▸ **JOB**:
From the text on corruption and military rule in Nigeria below, list the crises of physical security that it names as having erupted in this century.

▸ **DOCUMENT SECTION**:

In Nigeria, coups d’etat have often been a cause for celebration. In the country’s sixty-one years of independence the armed forces have toppled two elected civilian regimes, one civilian-led interim administration, and three military governments. Most of these interventions enjoyed considerable popular support, and most identified corruption as a major justification for deposing the previous regime. All three periods of civilian rule—and the lower-level officials of the stillborn Third Republic 1992-3—were characterized by florid and increasing corruption, as politicians moved to enrich themselves and appropriate resources sufficient to appease their political constituencies. Ironically, even as a series of juntas promised to reform corrupt practices, Nigeria’s perceived problems grew worse, leading to ever-more stringent rhetoric against corruption and, as Ugochukwu Ezeh suggests in his contribution to this symposium, a near consensus that corruption represents a fundamental threat to Nigerians’ personal security and that of the nation itself. While it is challenging to measure the prevalence or magnitude of corruption objectively, the perception of corruption is that it gets worse and worse, despite the struggle against it.
Corruption and History
For better or worse, this ratchet effect, in which actions against corruption and perceptions of its prevalence increase in tandem, has in recent years discouraged military coups. The regimes of Ibrahim Babangida (1985-93) and Sani Abacha (1993-98) attracted their own scandals and reputations for thoroughgoing corruption, equaling those of their civilian predecessors. By the time General Abacha died in 1998, the armed forces had lost much of the perceived goodwill they enjoyed in the 1960s and 1970s. Few would defend the ability of the civilian leaders of the Fourth Republic (1999-present) to ensure good governance, but the military is no longer perceived as a likely savior. The military and police forces have been largely ineffective against the crises of physical security that have erupted in this century: the Boko Haram insurgency, the Niger Delta conflict, conflict between cattle herders and settled agriculturalists, endemic ethnic conflict, recurrent kidnapping, among others. In the two decades after independence, the military was seen to offer an alternative to civilian corruption and incompetence. That trust has been lost, even as the political and military elites invoke corruption and insecurity as a claim to power.

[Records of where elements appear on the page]
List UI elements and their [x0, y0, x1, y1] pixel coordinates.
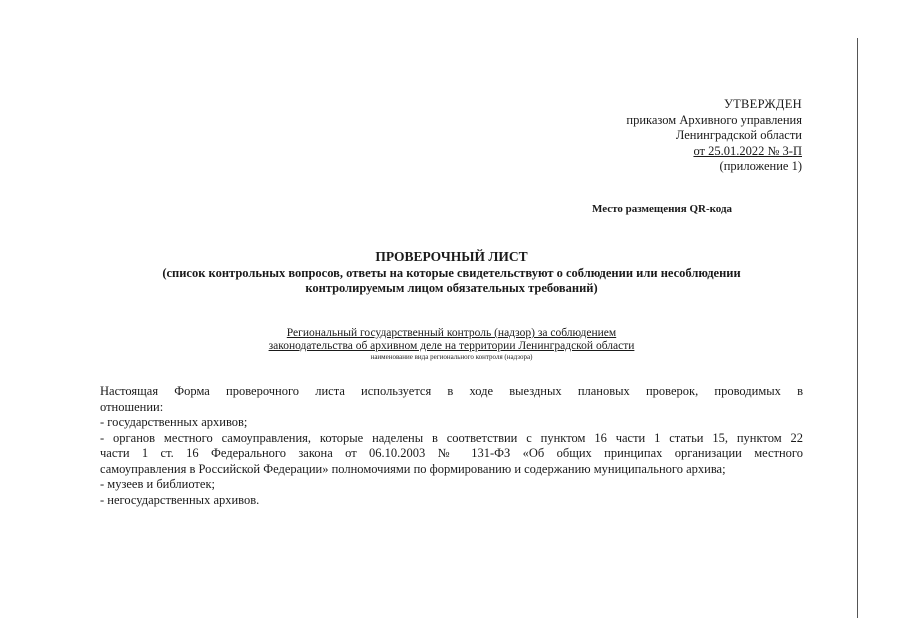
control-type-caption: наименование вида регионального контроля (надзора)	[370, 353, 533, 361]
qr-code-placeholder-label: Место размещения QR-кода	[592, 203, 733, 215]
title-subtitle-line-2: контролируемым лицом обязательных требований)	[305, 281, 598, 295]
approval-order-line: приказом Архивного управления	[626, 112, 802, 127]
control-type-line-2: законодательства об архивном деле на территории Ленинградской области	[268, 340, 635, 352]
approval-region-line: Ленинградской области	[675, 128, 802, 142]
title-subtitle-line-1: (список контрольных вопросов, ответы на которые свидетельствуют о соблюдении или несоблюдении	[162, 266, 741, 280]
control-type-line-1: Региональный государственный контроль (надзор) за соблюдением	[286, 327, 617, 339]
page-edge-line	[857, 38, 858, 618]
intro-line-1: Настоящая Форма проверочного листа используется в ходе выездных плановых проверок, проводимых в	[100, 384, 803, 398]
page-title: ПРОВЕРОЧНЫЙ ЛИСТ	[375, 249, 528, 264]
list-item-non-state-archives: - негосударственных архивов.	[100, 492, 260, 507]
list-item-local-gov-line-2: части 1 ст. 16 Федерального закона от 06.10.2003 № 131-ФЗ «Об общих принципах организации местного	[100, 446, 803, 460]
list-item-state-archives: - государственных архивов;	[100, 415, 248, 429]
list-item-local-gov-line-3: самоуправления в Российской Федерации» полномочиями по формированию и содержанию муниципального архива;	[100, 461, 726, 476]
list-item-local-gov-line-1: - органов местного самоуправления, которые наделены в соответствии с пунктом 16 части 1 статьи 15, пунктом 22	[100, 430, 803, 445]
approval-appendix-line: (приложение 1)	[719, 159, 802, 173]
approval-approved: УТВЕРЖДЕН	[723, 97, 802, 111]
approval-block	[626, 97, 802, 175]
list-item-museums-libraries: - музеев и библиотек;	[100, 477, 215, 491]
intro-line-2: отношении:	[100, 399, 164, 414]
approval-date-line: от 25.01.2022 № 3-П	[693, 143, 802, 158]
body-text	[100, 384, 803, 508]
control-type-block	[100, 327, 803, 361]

▸ **EXERCISE SOLUTION**:
- The Boko Haram insurgency
- The Niger Delta conflict
- Conflict between cattle herders and settled agriculturalists
- Endemic ethnic conflict
- Recurrent kidnapping